___ AVAILABLE DATA ___
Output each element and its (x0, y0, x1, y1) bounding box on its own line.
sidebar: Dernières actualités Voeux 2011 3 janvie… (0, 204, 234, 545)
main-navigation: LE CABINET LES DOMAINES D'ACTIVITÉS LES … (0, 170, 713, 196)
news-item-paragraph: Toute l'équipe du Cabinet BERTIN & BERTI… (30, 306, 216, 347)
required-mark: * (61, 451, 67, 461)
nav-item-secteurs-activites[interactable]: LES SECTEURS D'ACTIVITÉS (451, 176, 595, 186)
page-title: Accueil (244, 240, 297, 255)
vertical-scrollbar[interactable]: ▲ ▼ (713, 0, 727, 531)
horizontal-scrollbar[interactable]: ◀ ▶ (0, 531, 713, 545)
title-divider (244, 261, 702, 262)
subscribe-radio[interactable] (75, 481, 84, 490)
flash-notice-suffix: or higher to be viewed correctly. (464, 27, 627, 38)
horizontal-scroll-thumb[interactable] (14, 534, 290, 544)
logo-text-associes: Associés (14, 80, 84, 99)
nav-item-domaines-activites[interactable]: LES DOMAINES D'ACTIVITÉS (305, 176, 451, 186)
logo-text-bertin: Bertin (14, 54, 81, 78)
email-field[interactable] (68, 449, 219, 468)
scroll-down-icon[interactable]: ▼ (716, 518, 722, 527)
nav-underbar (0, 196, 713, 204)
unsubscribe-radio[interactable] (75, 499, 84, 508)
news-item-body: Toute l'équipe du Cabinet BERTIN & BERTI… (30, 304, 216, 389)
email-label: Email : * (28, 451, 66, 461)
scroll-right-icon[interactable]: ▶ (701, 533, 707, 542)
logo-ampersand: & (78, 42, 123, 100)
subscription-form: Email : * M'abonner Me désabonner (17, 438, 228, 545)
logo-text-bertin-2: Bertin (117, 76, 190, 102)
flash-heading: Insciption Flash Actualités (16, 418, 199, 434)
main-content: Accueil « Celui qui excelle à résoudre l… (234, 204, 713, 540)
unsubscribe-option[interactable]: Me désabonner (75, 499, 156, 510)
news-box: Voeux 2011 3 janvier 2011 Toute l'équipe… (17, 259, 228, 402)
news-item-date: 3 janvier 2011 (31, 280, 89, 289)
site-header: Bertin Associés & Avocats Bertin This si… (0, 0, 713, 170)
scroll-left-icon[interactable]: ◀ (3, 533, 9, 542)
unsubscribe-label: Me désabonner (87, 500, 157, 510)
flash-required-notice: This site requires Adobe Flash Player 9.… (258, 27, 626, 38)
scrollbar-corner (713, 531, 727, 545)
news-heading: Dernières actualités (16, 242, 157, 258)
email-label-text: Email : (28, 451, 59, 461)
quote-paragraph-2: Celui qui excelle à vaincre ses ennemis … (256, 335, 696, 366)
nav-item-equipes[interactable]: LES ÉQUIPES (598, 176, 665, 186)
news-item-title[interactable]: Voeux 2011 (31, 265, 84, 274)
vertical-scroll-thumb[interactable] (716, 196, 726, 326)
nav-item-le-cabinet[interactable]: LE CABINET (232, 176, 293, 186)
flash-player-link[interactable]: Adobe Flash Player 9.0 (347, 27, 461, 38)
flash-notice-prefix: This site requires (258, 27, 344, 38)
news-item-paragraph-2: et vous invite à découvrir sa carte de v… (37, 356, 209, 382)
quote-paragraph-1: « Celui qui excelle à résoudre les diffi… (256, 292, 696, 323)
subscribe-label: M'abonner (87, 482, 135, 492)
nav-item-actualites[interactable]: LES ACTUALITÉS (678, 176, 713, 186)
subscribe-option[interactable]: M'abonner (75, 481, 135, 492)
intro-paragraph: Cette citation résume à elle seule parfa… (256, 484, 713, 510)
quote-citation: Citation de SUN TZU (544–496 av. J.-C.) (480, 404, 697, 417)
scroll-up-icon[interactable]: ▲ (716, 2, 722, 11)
___
- EXERCISE DETAILS: Could you copy out every row above, reproducing each one word for word?

- CORRECT OUTPUT:
Output each element and its (x0, y0, x1, y1) bounding box on its own line.
sidebar: Dernières actualités Voeux 2011 3 janvie… (0, 204, 234, 545)
main-navigation: LE CABINET LES DOMAINES D'ACTIVITÉS LES … (0, 170, 713, 196)
news-item-paragraph: Toute l'équipe du Cabinet BERTIN & BERTI… (30, 306, 216, 347)
required-mark: * (61, 451, 67, 461)
nav-item-secteurs-activites[interactable]: LES SECTEURS D'ACTIVITÉS (451, 176, 595, 186)
page-title: Accueil (244, 240, 297, 255)
vertical-scrollbar[interactable]: ▲ ▼ (713, 0, 727, 531)
horizontal-scrollbar[interactable]: ◀ ▶ (0, 531, 713, 545)
title-divider (244, 261, 702, 262)
subscribe-radio[interactable] (75, 481, 84, 490)
flash-notice-suffix: or higher to be viewed correctly. (464, 27, 627, 38)
horizontal-scroll-thumb[interactable] (14, 534, 290, 544)
logo-text-associes: Associés (14, 80, 84, 99)
nav-item-domaines-activites[interactable]: LES DOMAINES D'ACTIVITÉS (305, 176, 451, 186)
logo-text-bertin: Bertin (14, 54, 81, 78)
email-field[interactable] (68, 449, 219, 468)
scroll-down-icon[interactable]: ▼ (716, 518, 722, 527)
nav-underbar (0, 196, 713, 204)
unsubscribe-radio[interactable] (75, 499, 84, 508)
news-item-body: Toute l'équipe du Cabinet BERTIN & BERTI… (30, 304, 216, 389)
email-label: Email : * (28, 451, 66, 461)
scroll-right-icon[interactable]: ▶ (701, 533, 707, 542)
logo-ampersand: & (78, 42, 123, 100)
subscription-form: Email : * M'abonner Me désabonner (17, 438, 228, 545)
logo-text-bertin-2: Bertin (117, 76, 190, 102)
flash-heading: Insciption Flash Actualités (16, 418, 199, 434)
main-content: Accueil « Celui qui excelle à résoudre l… (234, 204, 713, 540)
unsubscribe-option[interactable]: Me désabonner (75, 499, 156, 510)
news-box: Voeux 2011 3 janvier 2011 Toute l'équipe… (17, 259, 228, 402)
news-item-date: 3 janvier 2011 (31, 280, 89, 289)
site-header: Bertin Associés & Avocats Bertin This si… (0, 0, 713, 170)
scroll-left-icon[interactable]: ◀ (3, 533, 9, 542)
unsubscribe-label: Me désabonner (87, 500, 157, 510)
flash-required-notice: This site requires Adobe Flash Player 9.… (258, 27, 626, 38)
scrollbar-corner (713, 531, 727, 545)
news-heading: Dernières actualités (16, 242, 157, 258)
email-label-text: Email : (28, 451, 59, 461)
quote-paragraph-2: Celui qui excelle à vaincre ses ennemis … (256, 335, 696, 366)
nav-item-equipes[interactable]: LES ÉQUIPES (598, 176, 665, 186)
news-item-title[interactable]: Voeux 2011 (31, 265, 84, 274)
vertical-scroll-thumb[interactable] (716, 196, 726, 326)
nav-item-le-cabinet[interactable]: LE CABINET (232, 176, 293, 186)
flash-player-link[interactable]: Adobe Flash Player 9.0 (347, 27, 461, 38)
flash-notice-prefix: This site requires (258, 27, 344, 38)
news-item-paragraph-2: et vous invite à découvrir sa carte de v… (37, 356, 209, 382)
quote-paragraph-1: « Celui qui excelle à résoudre les diffi… (256, 292, 696, 323)
subscribe-label: M'abonner (87, 482, 135, 492)
nav-item-actualites[interactable]: LES ACTUALITÉS (678, 176, 713, 186)
subscribe-option[interactable]: M'abonner (75, 481, 135, 492)
intro-paragraph: Cette citation résume à elle seule parfa… (256, 484, 713, 510)
quote-citation: Citation de SUN TZU (544–496 av. J.-C.) (480, 404, 697, 417)
scroll-up-icon[interactable]: ▲ (716, 2, 722, 11)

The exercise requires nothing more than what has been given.